Revise the records by replacing "Margherita" with "Pepperoni" and leaving everything else unchanged.

Saved data entries:
★ ★ ★ ★ ★
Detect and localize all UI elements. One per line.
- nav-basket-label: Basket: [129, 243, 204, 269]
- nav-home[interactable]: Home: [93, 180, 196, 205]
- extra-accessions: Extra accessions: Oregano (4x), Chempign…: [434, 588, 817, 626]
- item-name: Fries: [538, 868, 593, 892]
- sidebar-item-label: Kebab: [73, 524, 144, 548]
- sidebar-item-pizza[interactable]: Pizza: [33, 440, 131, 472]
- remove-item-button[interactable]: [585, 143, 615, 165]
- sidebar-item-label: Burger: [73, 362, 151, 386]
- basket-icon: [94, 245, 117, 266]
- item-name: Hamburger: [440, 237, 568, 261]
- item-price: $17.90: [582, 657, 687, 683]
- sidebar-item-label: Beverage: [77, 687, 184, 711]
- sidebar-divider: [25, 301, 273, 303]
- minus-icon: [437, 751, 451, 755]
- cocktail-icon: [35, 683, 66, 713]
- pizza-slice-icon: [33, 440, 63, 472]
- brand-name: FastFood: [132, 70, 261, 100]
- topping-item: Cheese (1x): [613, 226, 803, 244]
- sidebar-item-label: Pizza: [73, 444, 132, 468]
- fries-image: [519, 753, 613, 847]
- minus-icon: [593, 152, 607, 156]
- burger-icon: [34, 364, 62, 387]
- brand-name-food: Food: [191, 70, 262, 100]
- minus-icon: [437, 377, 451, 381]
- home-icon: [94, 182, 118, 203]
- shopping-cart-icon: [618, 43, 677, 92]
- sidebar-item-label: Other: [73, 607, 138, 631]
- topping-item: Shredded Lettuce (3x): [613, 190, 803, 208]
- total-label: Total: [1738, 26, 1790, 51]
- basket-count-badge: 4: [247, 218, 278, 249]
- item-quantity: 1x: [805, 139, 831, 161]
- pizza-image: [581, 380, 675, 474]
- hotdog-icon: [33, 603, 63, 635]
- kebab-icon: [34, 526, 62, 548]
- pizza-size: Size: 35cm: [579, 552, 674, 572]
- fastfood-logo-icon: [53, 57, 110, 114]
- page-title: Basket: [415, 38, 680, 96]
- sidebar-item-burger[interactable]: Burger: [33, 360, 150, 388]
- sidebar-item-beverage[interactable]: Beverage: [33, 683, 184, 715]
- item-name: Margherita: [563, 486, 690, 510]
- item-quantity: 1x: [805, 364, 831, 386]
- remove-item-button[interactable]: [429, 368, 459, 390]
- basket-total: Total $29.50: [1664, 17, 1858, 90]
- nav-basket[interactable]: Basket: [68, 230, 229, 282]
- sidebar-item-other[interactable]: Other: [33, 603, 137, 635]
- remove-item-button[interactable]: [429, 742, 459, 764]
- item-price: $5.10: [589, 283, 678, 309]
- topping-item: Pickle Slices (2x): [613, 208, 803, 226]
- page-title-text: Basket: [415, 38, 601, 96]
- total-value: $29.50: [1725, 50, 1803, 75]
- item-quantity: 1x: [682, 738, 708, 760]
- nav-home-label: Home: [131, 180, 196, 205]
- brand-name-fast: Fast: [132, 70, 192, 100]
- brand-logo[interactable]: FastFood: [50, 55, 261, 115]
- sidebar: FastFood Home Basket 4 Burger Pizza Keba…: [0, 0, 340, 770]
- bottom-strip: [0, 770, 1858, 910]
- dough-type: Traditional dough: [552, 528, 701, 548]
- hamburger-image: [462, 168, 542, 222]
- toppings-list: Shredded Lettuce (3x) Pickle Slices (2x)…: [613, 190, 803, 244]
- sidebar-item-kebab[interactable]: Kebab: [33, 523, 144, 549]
★ ★ ★ ★ ★
* _Result for this exercise_
Detect and localize all UI elements. One per line.
- nav-basket-label: Basket: [129, 243, 204, 269]
- nav-home[interactable]: Home: [93, 180, 196, 205]
- extra-accessions: Extra accessions: Oregano (4x), Chempign…: [434, 588, 817, 626]
- item-name: Fries: [538, 868, 593, 892]
- sidebar-item-label: Kebab: [73, 524, 144, 548]
- sidebar-item-pizza[interactable]: Pizza: [33, 440, 131, 472]
- remove-item-button[interactable]: [585, 143, 615, 165]
- sidebar-item-label: Burger: [73, 362, 151, 386]
- basket-icon: [94, 245, 117, 266]
- item-name: Hamburger: [440, 237, 568, 261]
- item-price: $17.90: [582, 657, 687, 683]
- sidebar-item-label: Beverage: [77, 687, 184, 711]
- sidebar-divider: [25, 301, 273, 303]
- minus-icon: [437, 751, 451, 755]
- cocktail-icon: [35, 683, 66, 713]
- pizza-slice-icon: [33, 440, 63, 472]
- brand-name: FastFood: [132, 70, 261, 100]
- topping-item: Cheese (1x): [613, 226, 803, 244]
- sidebar-item-label: Pizza: [73, 444, 132, 468]
- fries-image: [519, 753, 613, 847]
- minus-icon: [593, 152, 607, 156]
- burger-icon: [34, 364, 62, 387]
- brand-name-food: Food: [191, 70, 262, 100]
- minus-icon: [437, 377, 451, 381]
- home-icon: [94, 182, 118, 203]
- shopping-cart-icon: [618, 43, 677, 92]
- sidebar-item-label: Other: [73, 607, 138, 631]
- topping-item: Shredded Lettuce (3x): [613, 190, 803, 208]
- total-label: Total: [1738, 26, 1790, 51]
- basket-count-badge: 4: [247, 218, 278, 249]
- item-quantity: 1x: [805, 139, 831, 161]
- pizza-image: [581, 380, 675, 474]
- hotdog-icon: [33, 603, 63, 635]
- kebab-icon: [34, 526, 62, 548]
- pizza-size: Size: 35cm: [579, 552, 674, 572]
- fastfood-logo-icon: [53, 57, 110, 114]
- page-title: Basket: [415, 38, 680, 96]
- sidebar-item-burger[interactable]: Burger: [33, 360, 150, 388]
- sidebar-item-beverage[interactable]: Beverage: [33, 683, 184, 715]
- item-name: Pepperoni: [563, 486, 690, 510]
- item-quantity: 1x: [805, 364, 831, 386]
- remove-item-button[interactable]: [429, 368, 459, 390]
- basket-total: Total $29.50: [1664, 17, 1858, 90]
- nav-basket[interactable]: Basket: [68, 230, 229, 282]
- sidebar-item-other[interactable]: Other: [33, 603, 137, 635]
- remove-item-button[interactable]: [429, 742, 459, 764]
- item-price: $5.10: [589, 283, 678, 309]
- topping-item: Pickle Slices (2x): [613, 208, 803, 226]
- page-title-text: Basket: [415, 38, 601, 96]
- total-value: $29.50: [1725, 50, 1803, 75]
- item-quantity: 1x: [682, 738, 708, 760]
- nav-home-label: Home: [131, 180, 196, 205]
- brand-name-fast: Fast: [132, 70, 192, 100]
- brand-logo[interactable]: FastFood: [50, 55, 261, 115]
- sidebar: FastFood Home Basket 4 Burger Pizza Keba…: [0, 0, 340, 770]
- bottom-strip: [0, 770, 1858, 910]
- dough-type: Traditional dough: [552, 528, 701, 548]
- hamburger-image: [462, 168, 542, 222]
- toppings-list: Shredded Lettuce (3x) Pickle Slices (2x)…: [613, 190, 803, 244]
- sidebar-item-kebab[interactable]: Kebab: [33, 523, 144, 549]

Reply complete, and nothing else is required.